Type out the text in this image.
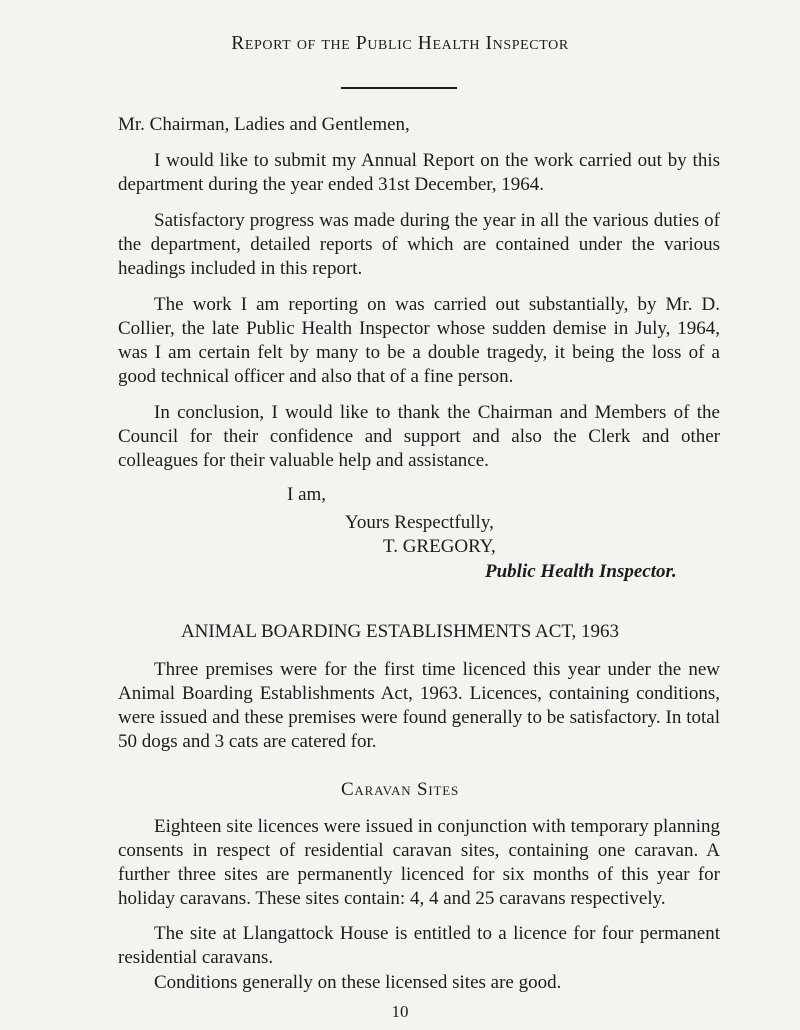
Report of the Public Health Inspector

Mr. Chairman, Ladies and Gentlemen,

I would like to submit my Annual Report on the work carried out by this department during the year ended 31st December, 1964.

Satisfactory progress was made during the year in all the various duties of the department, detailed reports of which are contained under the various headings included in this report.

The work I am reporting on was carried out substantially, by Mr. D. Collier, the late Public Health Inspector whose sudden demise in July, 1964, was I am certain felt by many to be a double tragedy, it being the loss of a good technical officer and also that of a fine person.

In conclusion, I would like to thank the Chairman and Members of the Council for their confidence and support and also the Clerk and other colleagues for their valuable help and assistance.

I am,

Yours Respectfully,

T. GREGORY,

Public Health Inspector.

ANIMAL BOARDING ESTABLISHMENTS ACT, 1963

Three premises were for the first time licenced this year under the new Animal Boarding Establishments Act, 1963. Licences, containing conditions, were issued and these premises were found generally to be satisfactory. In total 50 dogs and 3 cats are catered for.

Caravan Sites

Eighteen site licences were issued in conjunction with temporary planning consents in respect of residential caravan sites, containing one caravan. A further three sites are permanently licenced for six months of this year for holiday caravans. These sites contain: 4, 4 and 25 caravans respectively.

The site at Llangattock House is entitled to a licence for four permanent residential caravans.

Conditions generally on these licensed sites are good.

10
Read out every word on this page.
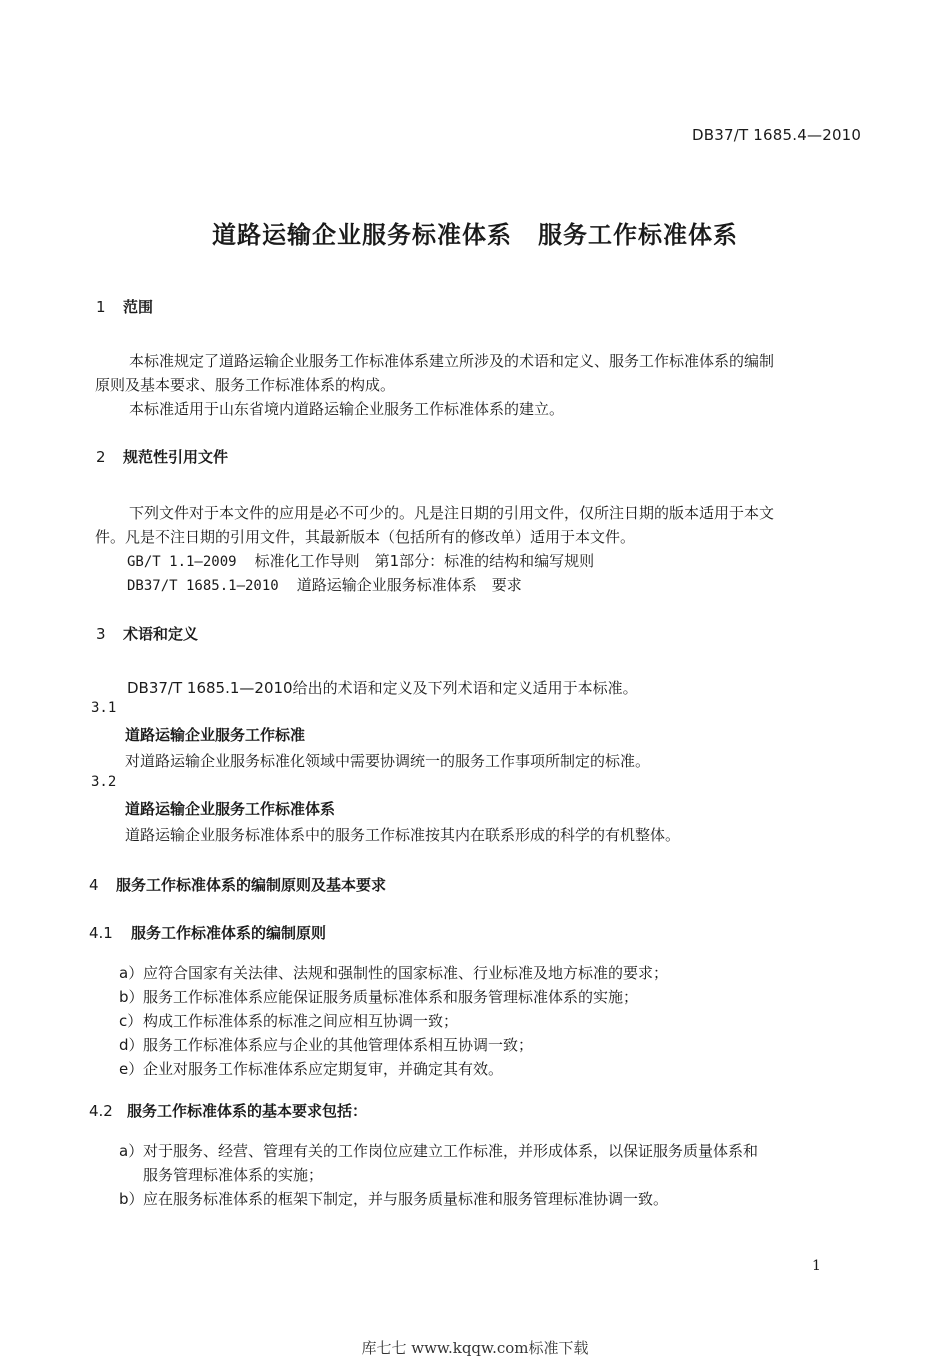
DB37/T 1685.4—2010
道路运输企业服务标准体系 服务工作标准体系
1 范围
本标准规定了道路运输企业服务工作标准体系建立所涉及的术语和定义、服务工作标准体系的编制
原则及基本要求、服务工作标准体系的构成。
本标准适用于山东省境内道路运输企业服务工作标准体系的建立。
2 规范性引用文件
下列文件对于本文件的应用是必不可少的。凡是注日期的引用文件，仅所注日期的版本适用于本文
件。凡是不注日期的引用文件，其最新版本（包括所有的修改单）适用于本文件。
GB/T 1.1—2009 标准化工作导则　第1部分：标准的结构和编写规则
DB37/T 1685.1—2010 道路运输企业服务标准体系　要求
3 术语和定义
DB37/T 1685.1—2010给出的术语和定义及下列术语和定义适用于本标准。
3.1
道路运输企业服务工作标准
对道路运输企业服务标准化领域中需要协调统一的服务工作事项所制定的标准。
3.2
道路运输企业服务工作标准体系
道路运输企业服务标准体系中的服务工作标准按其内在联系形成的科学的有机整体。
4 服务工作标准体系的编制原则及基本要求
4.1 服务工作标准体系的编制原则
a）应符合国家有关法律、法规和强制性的国家标准、行业标准及地方标准的要求；
b）服务工作标准体系应能保证服务质量标准体系和服务管理标准体系的实施；
c）构成工作标准体系的标准之间应相互协调一致；
d）服务工作标准体系应与企业的其他管理体系相互协调一致；
e）企业对服务工作标准体系应定期复审，并确定其有效。
4.2 服务工作标准体系的基本要求包括：
a）对于服务、经营、管理有关的工作岗位应建立工作标准，并形成体系，以保证服务质量体系和
服务管理标准体系的实施；
b）应在服务标准体系的框架下制定，并与服务质量标准和服务管理标准协调一致。
1
库七七 www.kqqw.com标准下载
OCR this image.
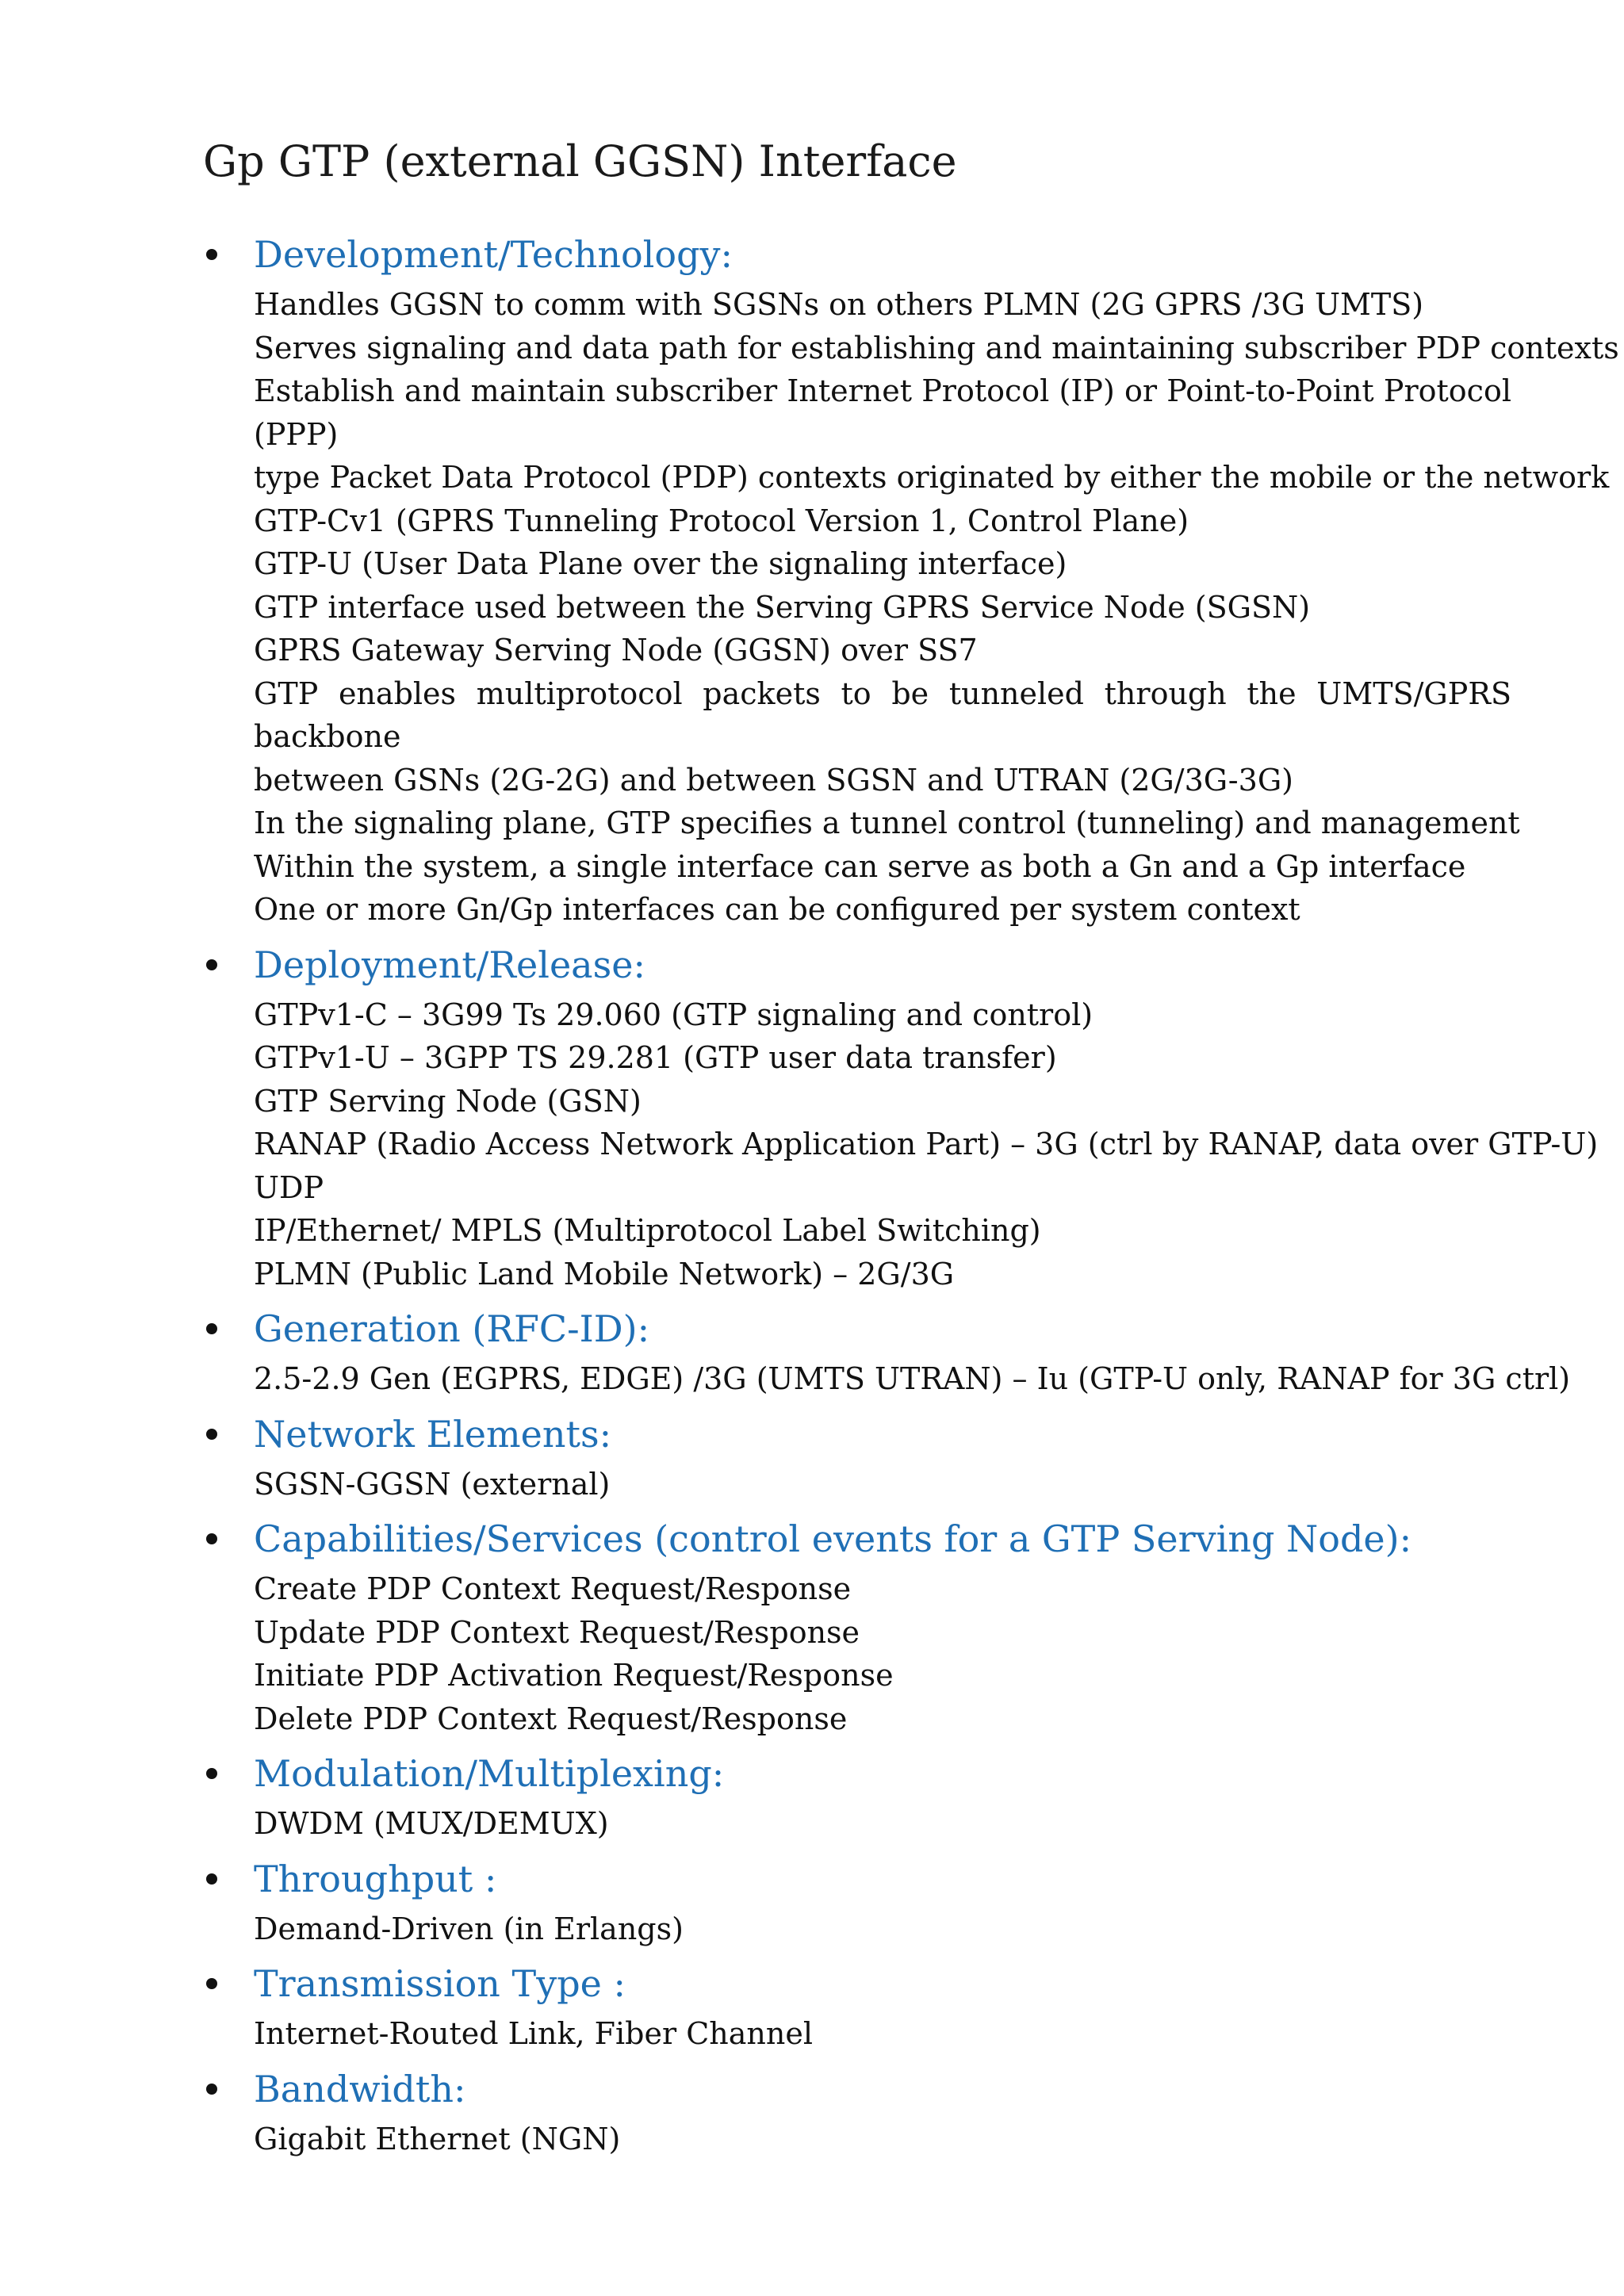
Gp GTP (external GGSN) Interface
Development/Technology:
Handles GGSN to comm with SGSNs on others PLMN (2G GPRS /3G UMTS)
Serves signaling and data path for establishing and maintaining subscriber PDP contexts
Establish and maintain subscriber Internet Protocol (IP) or Point-to-Point Protocol (PPP)
type Packet Data Protocol (PDP) contexts originated by either the mobile or the network
GTP-Cv1 (GPRS Tunneling Protocol Version 1, Control Plane)
GTP-U (User Data Plane over the signaling interface)
GTP interface used between the Serving GPRS Service Node (SGSN)
GPRS Gateway Serving Node (GGSN) over SS7
GTP enables multiprotocol packets to be tunneled through the UMTS/GPRS backbone
between GSNs (2G-2G) and between SGSN and UTRAN (2G/3G-3G)
In the signaling plane, GTP specifies a tunnel control (tunneling) and management
Within the system, a single interface can serve as both a Gn and a Gp interface
One or more Gn/Gp interfaces can be configured per system context
Deployment/Release:
GTPv1-C – 3G99 Ts 29.060 (GTP signaling and control)
GTPv1-U – 3GPP TS 29.281 (GTP user data transfer)
GTP Serving Node (GSN)
RANAP (Radio Access Network Application Part) – 3G (ctrl by RANAP, data over GTP-U)
UDP
IP/Ethernet/ MPLS (Multiprotocol Label Switching)
PLMN (Public Land Mobile Network) – 2G/3G
Generation (RFC-ID):
2.5-2.9 Gen (EGPRS, EDGE) /3G (UMTS UTRAN) – Iu (GTP-U only, RANAP for 3G ctrl)
Network Elements:
SGSN-GGSN (external)
Capabilities/Services (control events for a GTP Serving Node):
Create PDP Context Request/Response
Update PDP Context Request/Response
Initiate PDP Activation Request/Response
Delete PDP Context Request/Response
Modulation/Multiplexing:
DWDM (MUX/DEMUX)
Throughput :
Demand-Driven (in Erlangs)
Transmission Type :
Internet-Routed Link, Fiber Channel
Bandwidth:
Gigabit Ethernet (NGN)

• **TASK DETAILS**
Return only the number of lines in the entries that contain the string "residential".

• **EXERCISE OUTPUT**
2